- What you have to do: Without the pictures, repeat the listing character for character.

■ ■ ■ ■

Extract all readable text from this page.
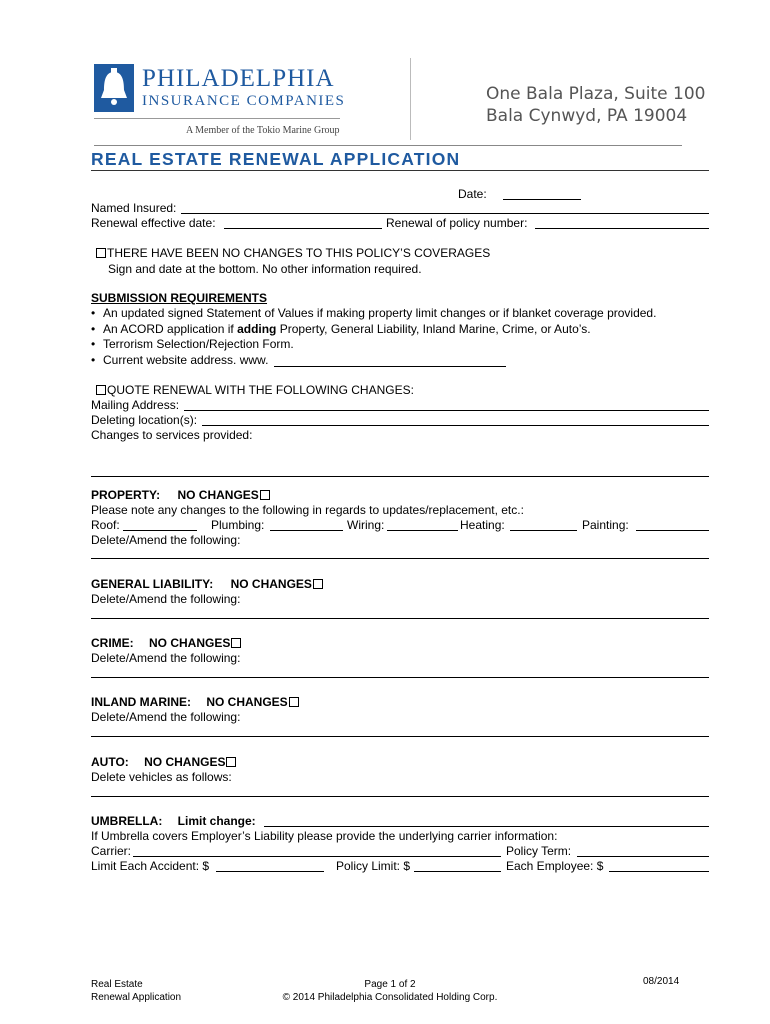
PHILADELPHIA
INSURANCE COMPANIES
A Member of the Tokio Marine Group
One Bala Plaza, Suite 100
Bala Cynwyd, PA 19004
REAL ESTATE RENEWAL APPLICATION
Date:
Named Insured:
Renewal effective date:	Renewal of policy number:
THERE HAVE BEEN NO CHANGES TO THIS POLICY’S COVERAGES
Sign and date at the bottom. No other information required.
SUBMISSION REQUIREMENTS
• An updated signed Statement of Values if making property limit changes or if blanket coverage provided.
• An ACORD application if adding Property, General Liability, Inland Marine, Crime, or Auto’s.
• Terrorism Selection/Rejection Form.
• Current website address. www.
QUOTE RENEWAL WITH THE FOLLOWING CHANGES:
Mailing Address:
Deleting location(s):
Changes to services provided:
PROPERTY: NO CHANGES
Please note any changes to the following in regards to updates/replacement, etc.:
Roof:	Plumbing:	Wiring:	Heating:	Painting:
Delete/Amend the following:
GENERAL LIABILITY: NO CHANGES
Delete/Amend the following:
CRIME: NO CHANGES
Delete/Amend the following:
INLAND MARINE: NO CHANGES
Delete/Amend the following:
AUTO: NO CHANGES
Delete vehicles as follows:
UMBRELLA: Limit change:
If Umbrella covers Employer’s Liability please provide the underlying carrier information:
Carrier:	Policy Term:
Limit Each Accident: $	Policy Limit: $	Each Employee: $
Real Estate
Renewal Application
Page 1 of 2
© 2014 Philadelphia Consolidated Holding Corp.
08/2014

■ ■ ■ ■

- Worked solution:
Extract all readable text from this page.
PHILADELPHIA
INSURANCE COMPANIES
A Member of the Tokio Marine Group
One Bala Plaza, Suite 100
Bala Cynwyd, PA 19004
REAL ESTATE RENEWAL APPLICATION
Date:
Named Insured:
Renewal effective date:	Renewal of policy number:
THERE HAVE BEEN NO CHANGES TO THIS POLICY’S COVERAGES
Sign and date at the bottom. No other information required.
SUBMISSION REQUIREMENTS
• An updated signed Statement of Values if making property limit changes or if blanket coverage provided.
• An ACORD application if adding Property, General Liability, Inland Marine, Crime, or Auto’s.
• Terrorism Selection/Rejection Form.
• Current website address. www.
QUOTE RENEWAL WITH THE FOLLOWING CHANGES:
Mailing Address:
Deleting location(s):
Changes to services provided:
PROPERTY: NO CHANGES
Please note any changes to the following in regards to updates/replacement, etc.:
Roof:	Plumbing:	Wiring:	Heating:	Painting:
Delete/Amend the following:
GENERAL LIABILITY: NO CHANGES
Delete/Amend the following:
CRIME: NO CHANGES
Delete/Amend the following:
INLAND MARINE: NO CHANGES
Delete/Amend the following:
AUTO: NO CHANGES
Delete vehicles as follows:
UMBRELLA: Limit change:
If Umbrella covers Employer’s Liability please provide the underlying carrier information:
Carrier:	Policy Term:
Limit Each Accident: $	Policy Limit: $	Each Employee: $
Real Estate
Renewal Application
Page 1 of 2
© 2014 Philadelphia Consolidated Holding Corp.
08/2014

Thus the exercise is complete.